Output every entry exactly as given.

------------------------

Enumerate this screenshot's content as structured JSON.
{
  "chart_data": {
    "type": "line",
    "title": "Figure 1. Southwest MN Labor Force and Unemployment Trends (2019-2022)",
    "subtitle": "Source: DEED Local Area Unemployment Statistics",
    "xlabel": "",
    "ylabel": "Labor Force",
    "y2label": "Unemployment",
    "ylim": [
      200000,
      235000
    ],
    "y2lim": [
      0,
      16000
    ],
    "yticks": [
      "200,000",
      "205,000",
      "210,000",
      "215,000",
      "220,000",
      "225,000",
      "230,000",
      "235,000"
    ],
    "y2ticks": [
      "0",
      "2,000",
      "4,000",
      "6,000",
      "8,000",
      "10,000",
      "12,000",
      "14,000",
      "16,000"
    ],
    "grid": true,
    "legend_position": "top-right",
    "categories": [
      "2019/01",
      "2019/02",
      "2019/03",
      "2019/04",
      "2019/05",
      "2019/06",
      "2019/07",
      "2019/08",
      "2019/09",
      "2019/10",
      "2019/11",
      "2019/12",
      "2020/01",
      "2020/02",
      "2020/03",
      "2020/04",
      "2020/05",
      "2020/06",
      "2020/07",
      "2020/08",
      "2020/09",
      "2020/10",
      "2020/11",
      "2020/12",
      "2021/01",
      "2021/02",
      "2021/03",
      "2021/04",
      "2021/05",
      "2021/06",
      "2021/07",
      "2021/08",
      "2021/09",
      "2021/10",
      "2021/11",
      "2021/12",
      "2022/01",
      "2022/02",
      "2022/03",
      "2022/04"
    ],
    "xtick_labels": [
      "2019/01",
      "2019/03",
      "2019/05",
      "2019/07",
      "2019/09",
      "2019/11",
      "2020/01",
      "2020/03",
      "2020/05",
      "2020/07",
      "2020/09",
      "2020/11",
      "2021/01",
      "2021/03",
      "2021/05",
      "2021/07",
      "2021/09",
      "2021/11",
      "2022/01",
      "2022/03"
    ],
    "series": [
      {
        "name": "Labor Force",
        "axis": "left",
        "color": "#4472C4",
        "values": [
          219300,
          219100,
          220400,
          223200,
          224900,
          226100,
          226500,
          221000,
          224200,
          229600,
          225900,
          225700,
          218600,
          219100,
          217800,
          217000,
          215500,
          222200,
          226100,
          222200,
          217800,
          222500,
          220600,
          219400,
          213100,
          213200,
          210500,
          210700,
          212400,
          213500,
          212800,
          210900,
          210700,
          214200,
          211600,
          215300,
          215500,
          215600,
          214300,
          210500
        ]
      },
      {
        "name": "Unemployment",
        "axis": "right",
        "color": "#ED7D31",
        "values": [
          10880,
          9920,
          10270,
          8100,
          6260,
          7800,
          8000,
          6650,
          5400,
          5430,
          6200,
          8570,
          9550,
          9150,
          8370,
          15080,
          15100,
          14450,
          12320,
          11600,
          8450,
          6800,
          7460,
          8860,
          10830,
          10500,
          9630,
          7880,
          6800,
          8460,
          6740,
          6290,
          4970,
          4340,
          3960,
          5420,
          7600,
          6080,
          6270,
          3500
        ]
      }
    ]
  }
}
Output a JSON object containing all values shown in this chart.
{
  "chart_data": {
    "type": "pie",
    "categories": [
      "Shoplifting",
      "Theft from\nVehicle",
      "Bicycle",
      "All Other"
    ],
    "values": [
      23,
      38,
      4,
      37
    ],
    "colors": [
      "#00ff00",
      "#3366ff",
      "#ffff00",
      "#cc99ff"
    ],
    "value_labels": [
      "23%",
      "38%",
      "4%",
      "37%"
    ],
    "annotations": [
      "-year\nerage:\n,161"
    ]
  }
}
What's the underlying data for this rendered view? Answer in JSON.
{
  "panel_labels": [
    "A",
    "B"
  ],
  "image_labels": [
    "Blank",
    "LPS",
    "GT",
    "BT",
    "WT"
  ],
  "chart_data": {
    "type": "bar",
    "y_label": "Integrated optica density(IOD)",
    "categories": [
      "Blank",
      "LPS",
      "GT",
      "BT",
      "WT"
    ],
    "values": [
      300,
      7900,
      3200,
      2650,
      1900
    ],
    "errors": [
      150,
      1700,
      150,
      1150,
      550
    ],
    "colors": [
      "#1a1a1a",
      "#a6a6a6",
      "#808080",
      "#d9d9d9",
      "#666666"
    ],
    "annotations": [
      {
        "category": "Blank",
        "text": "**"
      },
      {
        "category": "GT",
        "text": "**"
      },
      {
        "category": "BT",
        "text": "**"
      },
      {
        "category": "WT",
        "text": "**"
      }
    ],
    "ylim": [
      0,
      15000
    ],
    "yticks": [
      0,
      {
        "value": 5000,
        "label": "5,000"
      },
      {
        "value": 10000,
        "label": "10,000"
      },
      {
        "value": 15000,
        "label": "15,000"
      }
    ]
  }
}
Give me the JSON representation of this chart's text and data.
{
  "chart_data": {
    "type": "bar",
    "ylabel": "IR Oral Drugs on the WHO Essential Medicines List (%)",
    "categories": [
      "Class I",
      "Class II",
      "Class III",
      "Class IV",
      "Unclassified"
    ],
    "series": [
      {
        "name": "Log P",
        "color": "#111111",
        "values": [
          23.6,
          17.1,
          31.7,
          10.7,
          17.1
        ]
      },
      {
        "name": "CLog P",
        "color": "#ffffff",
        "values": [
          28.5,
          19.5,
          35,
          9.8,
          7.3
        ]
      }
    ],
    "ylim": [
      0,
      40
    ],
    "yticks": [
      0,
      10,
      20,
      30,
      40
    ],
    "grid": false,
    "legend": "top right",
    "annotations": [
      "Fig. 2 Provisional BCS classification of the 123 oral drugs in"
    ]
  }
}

------------------------

• _Answer in full_
Enumerate this screenshot's content as structured JSON.
{
  "chart_data": {
    "type": "line",
    "title": "Figure 1. Southwest MN Labor Force and Unemployment Trends (2019-2022)",
    "subtitle": "Source: DEED Local Area Unemployment Statistics",
    "xlabel": "",
    "ylabel": "Labor Force",
    "y2label": "Unemployment",
    "ylim": [
      200000,
      235000
    ],
    "y2lim": [
      0,
      16000
    ],
    "yticks": [
      "200,000",
      "205,000",
      "210,000",
      "215,000",
      "220,000",
      "225,000",
      "230,000",
      "235,000"
    ],
    "y2ticks": [
      "0",
      "2,000",
      "4,000",
      "6,000",
      "8,000",
      "10,000",
      "12,000",
      "14,000",
      "16,000"
    ],
    "grid": true,
    "legend_position": "top-right",
    "categories": [
      "2019/01",
      "2019/02",
      "2019/03",
      "2019/04",
      "2019/05",
      "2019/06",
      "2019/07",
      "2019/08",
      "2019/09",
      "2019/10",
      "2019/11",
      "2019/12",
      "2020/01",
      "2020/02",
      "2020/03",
      "2020/04",
      "2020/05",
      "2020/06",
      "2020/07",
      "2020/08",
      "2020/09",
      "2020/10",
      "2020/11",
      "2020/12",
      "2021/01",
      "2021/02",
      "2021/03",
      "2021/04",
      "2021/05",
      "2021/06",
      "2021/07",
      "2021/08",
      "2021/09",
      "2021/10",
      "2021/11",
      "2021/12",
      "2022/01",
      "2022/02",
      "2022/03",
      "2022/04"
    ],
    "xtick_labels": [
      "2019/01",
      "2019/03",
      "2019/05",
      "2019/07",
      "2019/09",
      "2019/11",
      "2020/01",
      "2020/03",
      "2020/05",
      "2020/07",
      "2020/09",
      "2020/11",
      "2021/01",
      "2021/03",
      "2021/05",
      "2021/07",
      "2021/09",
      "2021/11",
      "2022/01",
      "2022/03"
    ],
    "series": [
      {
        "name": "Labor Force",
        "axis": "left",
        "color": "#4472C4",
        "values": [
          219300,
          219100,
          220400,
          223200,
          224900,
          226100,
          226500,
          221000,
          224200,
          229600,
          225900,
          225700,
          218600,
          219100,
          217800,
          217000,
          215500,
          222200,
          226100,
          222200,
          217800,
          222500,
          220600,
          219400,
          213100,
          213200,
          210500,
          210700,
          212400,
          213500,
          212800,
          210900,
          210700,
          214200,
          211600,
          215300,
          215500,
          215600,
          214300,
          210500
        ]
      },
      {
        "name": "Unemployment",
        "axis": "right",
        "color": "#ED7D31",
        "values": [
          10880,
          9920,
          10270,
          8100,
          6260,
          7800,
          8000,
          6650,
          5400,
          5430,
          6200,
          8570,
          9550,
          9150,
          8370,
          15080,
          15100,
          14450,
          12320,
          11600,
          8450,
          6800,
          7460,
          8860,
          10830,
          10500,
          9630,
          7880,
          6800,
          8460,
          6740,
          6290,
          4970,
          4340,
          3960,
          5420,
          7600,
          6080,
          6270,
          3500
        ]
      }
    ]
  }
}
Output a JSON object containing all values shown in this chart.
{
  "chart_data": {
    "type": "pie",
    "categories": [
      "Shoplifting",
      "Theft from\nVehicle",
      "Bicycle",
      "All Other"
    ],
    "values": [
      23,
      38,
      4,
      37
    ],
    "colors": [
      "#00ff00",
      "#3366ff",
      "#ffff00",
      "#cc99ff"
    ],
    "value_labels": [
      "23%",
      "38%",
      "4%",
      "37%"
    ],
    "annotations": [
      "-year\nerage:\n,161"
    ]
  }
}
What's the underlying data for this rendered view? Answer in JSON.
{
  "panel_labels": [
    "A",
    "B"
  ],
  "image_labels": [
    "Blank",
    "LPS",
    "GT",
    "BT",
    "WT"
  ],
  "chart_data": {
    "type": "bar",
    "y_label": "Integrated optica density(IOD)",
    "categories": [
      "Blank",
      "LPS",
      "GT",
      "BT",
      "WT"
    ],
    "values": [
      300,
      7900,
      3200,
      2650,
      1900
    ],
    "errors": [
      150,
      1700,
      150,
      1150,
      550
    ],
    "colors": [
      "#1a1a1a",
      "#a6a6a6",
      "#808080",
      "#d9d9d9",
      "#666666"
    ],
    "annotations": [
      {
        "category": "Blank",
        "text": "**"
      },
      {
        "category": "GT",
        "text": "**"
      },
      {
        "category": "BT",
        "text": "**"
      },
      {
        "category": "WT",
        "text": "**"
      }
    ],
    "ylim": [
      0,
      15000
    ],
    "yticks": [
      0,
      {
        "value": 5000,
        "label": "5,000"
      },
      {
        "value": 10000,
        "label": "10,000"
      },
      {
        "value": 15000,
        "label": "15,000"
      }
    ]
  }
}
Give me the JSON representation of this chart's text and data.
{
  "chart_data": {
    "type": "bar",
    "ylabel": "IR Oral Drugs on the WHO Essential Medicines List (%)",
    "categories": [
      "Class I",
      "Class II",
      "Class III",
      "Class IV",
      "Unclassified"
    ],
    "series": [
      {
        "name": "Log P",
        "color": "#111111",
        "values": [
          23.6,
          17.1,
          31.7,
          10.7,
          17.1
        ]
      },
      {
        "name": "CLog P",
        "color": "#ffffff",
        "values": [
          28.5,
          19.5,
          35,
          9.8,
          7.3
        ]
      }
    ],
    "ylim": [
      0,
      40
    ],
    "yticks": [
      0,
      10,
      20,
      30,
      40
    ],
    "grid": false,
    "legend": "top right",
    "annotations": [
      "Fig. 2 Provisional BCS classification of the 123 oral drugs in"
    ]
  }
}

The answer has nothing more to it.